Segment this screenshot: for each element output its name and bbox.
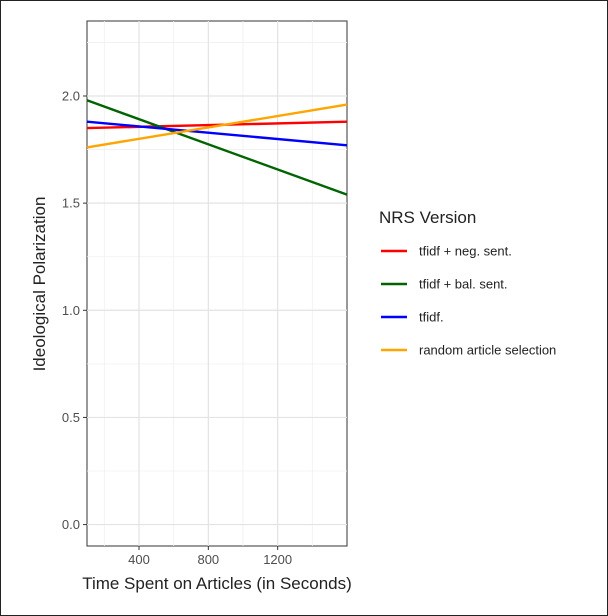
y-tick-label: 0.5 — [62, 410, 80, 425]
x-tick-label: 800 — [197, 552, 219, 567]
legend-label-0: tfidf + neg. sent. — [419, 244, 512, 259]
legend-title: NRS Version — [379, 208, 476, 227]
series-line-2 — [86, 120, 348, 147]
y-tick-label: 2.0 — [62, 89, 80, 104]
grid-lines — [87, 21, 347, 546]
y-axis-title: Ideological Polarization — [30, 197, 49, 372]
x-axis-title: Time Spent on Articles (in Seconds) — [82, 574, 352, 593]
axis-ticks: 400 800 1200 0.0 0.5 1.0 1.5 2.0 — [62, 89, 292, 568]
legend-label-1: tfidf + bal. sent. — [419, 277, 508, 292]
y-tick-label: 1.0 — [62, 303, 80, 318]
legend-label-3: random article selection — [419, 343, 556, 358]
y-tick-label: 1.5 — [62, 196, 80, 211]
y-tick-label: 0.0 — [62, 517, 80, 532]
x-tick-label: 1200 — [263, 552, 292, 567]
series-line-1 — [86, 99, 348, 196]
plot-panel — [86, 20, 348, 547]
series-lines — [86, 99, 348, 196]
x-tick-label: 400 — [128, 552, 150, 567]
legend-label-2: tfidf. — [419, 310, 444, 325]
legend: NRS Version tfidf + neg. sent. tfidf + ba… — [379, 208, 556, 358]
series-line-3 — [86, 103, 348, 149]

**Problem**
Rewrite the material above with every "y-tick-label" renamed to "y-axis-tick" and all other text unchanged. Omit the pictures from your output.

**Solved exercise**
Segment this screenshot: for each element output its name and bbox.
y-axis-tick: 0.5 — [62, 410, 80, 425]
x-tick-label: 800 — [197, 552, 219, 567]
legend-label-0: tfidf + neg. sent. — [419, 244, 512, 259]
legend-title: NRS Version — [379, 208, 476, 227]
series-line-2 — [86, 120, 348, 147]
y-axis-tick: 2.0 — [62, 89, 80, 104]
grid-lines — [87, 21, 347, 546]
y-axis-title: Ideological Polarization — [30, 197, 49, 372]
x-axis-title: Time Spent on Articles (in Seconds) — [82, 574, 352, 593]
axis-ticks: 400 800 1200 0.0 0.5 1.0 1.5 2.0 — [62, 89, 292, 568]
legend-label-1: tfidf + bal. sent. — [419, 277, 508, 292]
y-axis-tick: 1.0 — [62, 303, 80, 318]
legend-label-3: random article selection — [419, 343, 556, 358]
y-axis-tick: 1.5 — [62, 196, 80, 211]
y-axis-tick: 0.0 — [62, 517, 80, 532]
x-tick-label: 1200 — [263, 552, 292, 567]
series-line-1 — [86, 99, 348, 196]
plot-panel — [86, 20, 348, 547]
series-lines — [86, 99, 348, 196]
x-tick-label: 400 — [128, 552, 150, 567]
legend-label-2: tfidf. — [419, 310, 444, 325]
legend: NRS Version tfidf + neg. sent. tfidf + ba… — [379, 208, 556, 358]
series-line-3 — [86, 103, 348, 149]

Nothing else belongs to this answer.